(Collection entries)
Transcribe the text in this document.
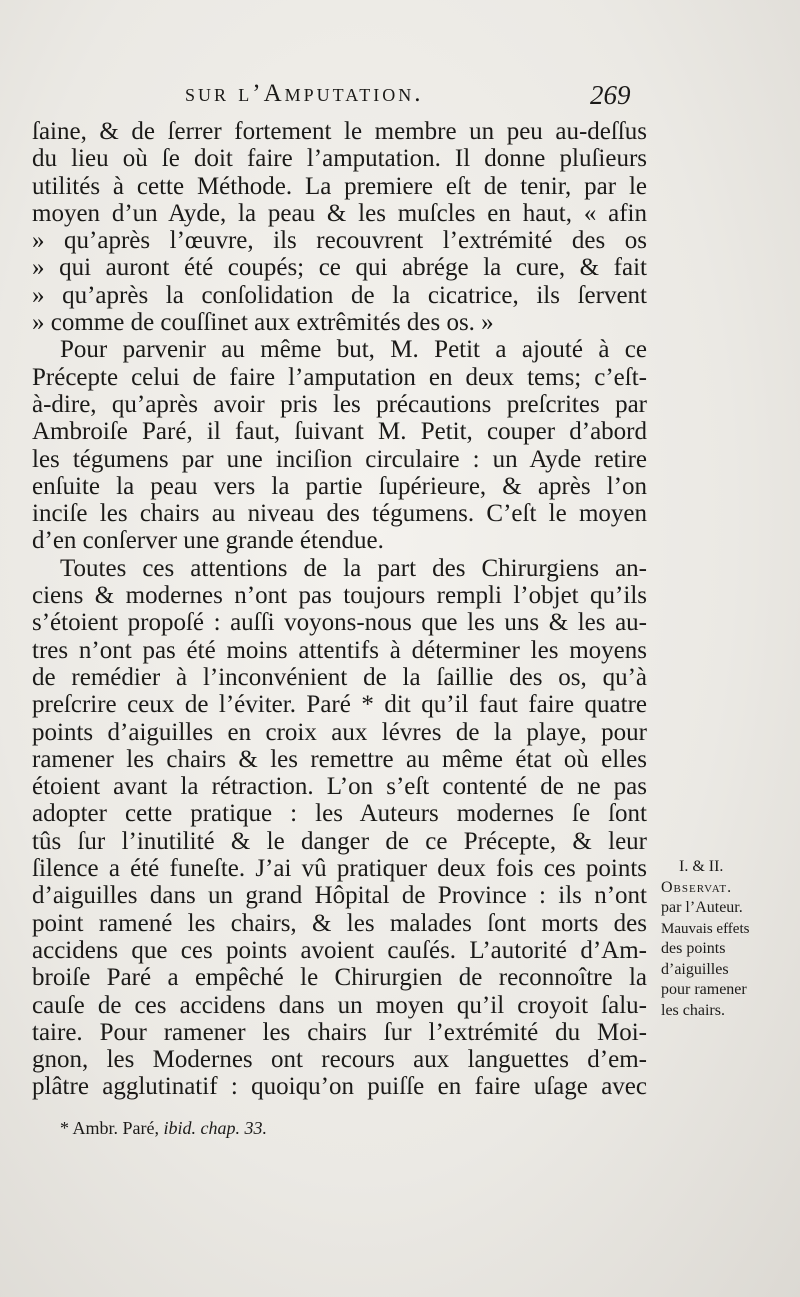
sur l’Amputation.	269
ſaine, & de ſerrer fortement le membre un peu au-deſſus
du lieu où ſe doit faire l’amputation. Il donne pluſieurs
utilités à cette Méthode. La premiere eſt de tenir, par le
moyen d’un Ayde, la peau & les muſcles en haut, « afin
» qu’après l’œuvre, ils recouvrent l’extrémité des os
» qui auront été coupés; ce qui abrége la cure, & fait
» qu’après la conſolidation de la cicatrice, ils ſervent
» comme de couſſinet aux extrêmités des os. »
Pour parvenir au même but, M. Petit a ajouté à ce
Précepte celui de faire l’amputation en deux tems; c’eſt-
à-dire, qu’après avoir pris les précautions preſcrites par
Ambroiſe Paré, il faut, ſuivant M. Petit, couper d’abord
les tégumens par une inciſion circulaire : un Ayde retire
enſuite la peau vers la partie ſupérieure, & après l’on
inciſe les chairs au niveau des tégumens. C’eſt le moyen
d’en conſerver une grande étendue.
Toutes ces attentions de la part des Chirurgiens an-
ciens & modernes n’ont pas toujours rempli l’objet qu’ils
s’étoient propoſé : auſſi voyons-nous que les uns & les au-
tres n’ont pas été moins attentifs à déterminer les moyens
de remédier à l’inconvénient de la ſaillie des os, qu’à
preſcrire ceux de l’éviter. Paré * dit qu’il faut faire quatre
points d’aiguilles en croix aux lévres de la playe, pour
ramener les chairs & les remettre au même état où elles
étoient avant la rétraction. L’on s’eſt contenté de ne pas
adopter cette pratique : les Auteurs modernes ſe ſont
tûs ſur l’inutilité & le danger de ce Précepte, & leur
ſilence a été funeſte. J’ai vû pratiquer deux fois ces points
d’aiguilles dans un grand Hôpital de Province : ils n’ont
point ramené les chairs, & les malades ſont morts des
accidens que ces points avoient cauſés. L’autorité d’Am-
broiſe Paré a empêché le Chirurgien de reconnoître la
cauſe de ces accidens dans un moyen qu’il croyoit ſalu-
taire. Pour ramener les chairs ſur l’extrémité du Moi-
gnon, les Modernes ont recours aux languettes d’em-
plâtre agglutinatif : quoiqu’on puiſſe en faire uſage avec
* Ambr. Paré, ibid. chap. 33.
I. & II.
Observat.
par l’Auteur.
Mauvais effets
des points
d’aiguilles
pour ramener
les chairs.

- [Problem requirements]: Using the data above, print every line exactly, omitting pictures.

- [Task response]:
Transcribe the text in this document.
sur l’Amputation.	269
ſaine, & de ſerrer fortement le membre un peu au-deſſus
du lieu où ſe doit faire l’amputation. Il donne pluſieurs
utilités à cette Méthode. La premiere eſt de tenir, par le
moyen d’un Ayde, la peau & les muſcles en haut, « afin
» qu’après l’œuvre, ils recouvrent l’extrémité des os
» qui auront été coupés; ce qui abrége la cure, & fait
» qu’après la conſolidation de la cicatrice, ils ſervent
» comme de couſſinet aux extrêmités des os. »
Pour parvenir au même but, M. Petit a ajouté à ce
Précepte celui de faire l’amputation en deux tems; c’eſt-
à-dire, qu’après avoir pris les précautions preſcrites par
Ambroiſe Paré, il faut, ſuivant M. Petit, couper d’abord
les tégumens par une inciſion circulaire : un Ayde retire
enſuite la peau vers la partie ſupérieure, & après l’on
inciſe les chairs au niveau des tégumens. C’eſt le moyen
d’en conſerver une grande étendue.
Toutes ces attentions de la part des Chirurgiens an-
ciens & modernes n’ont pas toujours rempli l’objet qu’ils
s’étoient propoſé : auſſi voyons-nous que les uns & les au-
tres n’ont pas été moins attentifs à déterminer les moyens
de remédier à l’inconvénient de la ſaillie des os, qu’à
preſcrire ceux de l’éviter. Paré * dit qu’il faut faire quatre
points d’aiguilles en croix aux lévres de la playe, pour
ramener les chairs & les remettre au même état où elles
étoient avant la rétraction. L’on s’eſt contenté de ne pas
adopter cette pratique : les Auteurs modernes ſe ſont
tûs ſur l’inutilité & le danger de ce Précepte, & leur
ſilence a été funeſte. J’ai vû pratiquer deux fois ces points
d’aiguilles dans un grand Hôpital de Province : ils n’ont
point ramené les chairs, & les malades ſont morts des
accidens que ces points avoient cauſés. L’autorité d’Am-
broiſe Paré a empêché le Chirurgien de reconnoître la
cauſe de ces accidens dans un moyen qu’il croyoit ſalu-
taire. Pour ramener les chairs ſur l’extrémité du Moi-
gnon, les Modernes ont recours aux languettes d’em-
plâtre agglutinatif : quoiqu’on puiſſe en faire uſage avec
* Ambr. Paré, ibid. chap. 33.
I. & II.
Observat.
par l’Auteur.
Mauvais effets
des points
d’aiguilles
pour ramener
les chairs.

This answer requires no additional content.